▶ _Stated problem_: Extract each line bearing the word "управления".

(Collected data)
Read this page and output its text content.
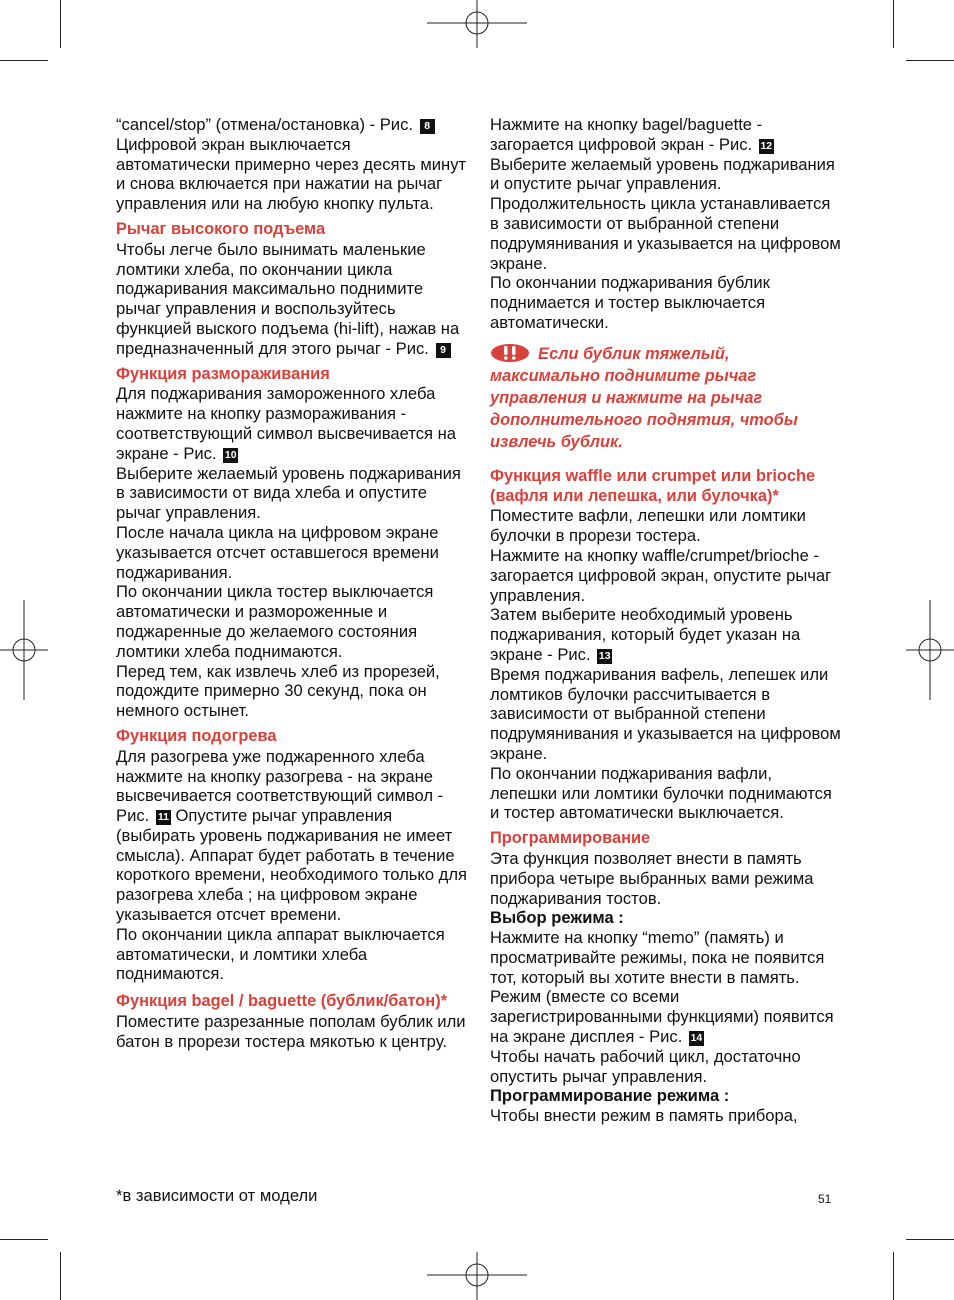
“cancel/stop” (отмена/остановка) - Рис. 8
Цифровой экран выключается автоматически примерно через десять минут и снова включается при нажатии на рычаг управления или на любую кнопку пульта.

Рычаг высокого подъема

Чтобы легче было вынимать маленькие ломтики хлеба, по окончании цикла поджаривания максимально поднимите рычаг управления и воспользуйтесь функцией выского подъема (hi-lift), нажав на предназначенный для этого рычаг - Рис. 9

Функция размораживания

Для поджаривания замороженного хлеба нажмите на кнопку размораживания - соответствующий символ высвечивается на экране - Рис. 10
Выберите желаемый уровень поджаривания в зависимости от вида хлеба и опустите рычаг управления.
После начала цикла на цифровом экране указывается отсчет оставшегося времени поджаривания.
По окончании цикла тостер выключается автоматически и размороженные и поджаренные до желаемого состояния ломтики хлеба поднимаются.
Перед тем, как извлечь хлеб из прорезей, подождите примерно 30 секунд, пока он немного остынет.

Функция подогрева

Для разогрева уже поджаренного хлеба нажмите на кнопку разогрева - на экране высвечивается соответствующий символ - Рис. 11 Опустите рычаг управления (выбирать уровень поджаривания не имеет смысла). Аппарат будет работать в течение короткого времени, необходимого только для разогрева хлеба ; на цифровом экране указывается отсчет времени.
По окончании цикла аппарат выключается автоматически, и ломтики хлеба поднимаются.

Функция bagel / baguette (бублик/батон)*

Поместите разрезанные пополам бублик или батон в прорези тостера мякотью к центру.

Нажмите на кнопку bagel/baguette - загорается цифровой экран - Рис. 12
Выберите желаемый уровень поджаривания и опустите рычаг управления.
Продолжительность цикла устанавливается в зависимости от выбранной степени подрумянивания и указывается на цифровом экране.
По окончании поджаривания бублик поднимается и тостер выключается автоматически.

Если бублик тяжелый, максимально поднимите рычаг управления и нажмите на рычаг дополнительного поднятия, чтобы извлечь бублик.

Функция waffle или crumpet или brioche (вафля или лепешка, или булочка)*

Поместите вафли, лепешки или ломтики булочки в прорези тостера.
Нажмите на кнопку waffle/crumpet/brioche - загорается цифровой экран, опустите рычаг управления.
Затем выберите необходимый уровень поджаривания, который будет указан на экране - Рис. 13
Время поджаривания вафель, лепешек или ломтиков булочки рассчитывается в зависимости от выбранной степени подрумянивания и указывается на цифровом экране.
По окончании поджаривания вафли, лепешки или ломтики булочки поднимаются и тостер автоматически выключается.

Программирование

Эта функция позволяет внести в память прибора четыре выбранных вами режима поджаривания тостов.
Выбор режима :
Нажмите на кнопку “memo” (память) и просматривайте режимы, пока не появится тот, который вы хотите внести в память.
Режим (вместе со всеми зарегистрированными функциями) появится на экране дисплея - Рис. 14
Чтобы начать рабочий цикл, достаточно опустить рычаг управления.
Программирование режима :
Чтобы внести режим в память прибора,

*в зависимости от модели	51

▶ _Answer_:
Цифровой экран выключается автоматически примерно через десять минут и снова включается при нажатии на рычаг управления или на любую кнопку пульта.
Чтобы легче было вынимать маленькие ломтики хлеба, по окончании цикла поджаривания максимально поднимите рычаг управления и воспользуйтесь функцией выского подъема (hi-lift), нажав на предназначенный для этого рычаг - Рис. 9
Выберите желаемый уровень поджаривания в зависимости от вида хлеба и опустите рычаг управления.
Для разогрева уже поджаренного хлеба нажмите на кнопку разогрева - на экране высвечивается соответствующий символ - Рис. 11 Опустите рычаг управления (выбирать уровень поджаривания не имеет смысла). Аппарат будет работать в течение короткого времени, необходимого только для разогрева хлеба ; на цифровом экране указывается отсчет времени.
Выберите желаемый уровень поджаривания и опустите рычаг управления.
Если бублик тяжелый, максимально поднимите рычаг управления и нажмите на рычаг дополнительного поднятия, чтобы извлечь бублик.
Нажмите на кнопку waffle/crumpet/brioche - загорается цифровой экран, опустите рычаг управления.
Чтобы начать рабочий цикл, достаточно опустить рычаг управления.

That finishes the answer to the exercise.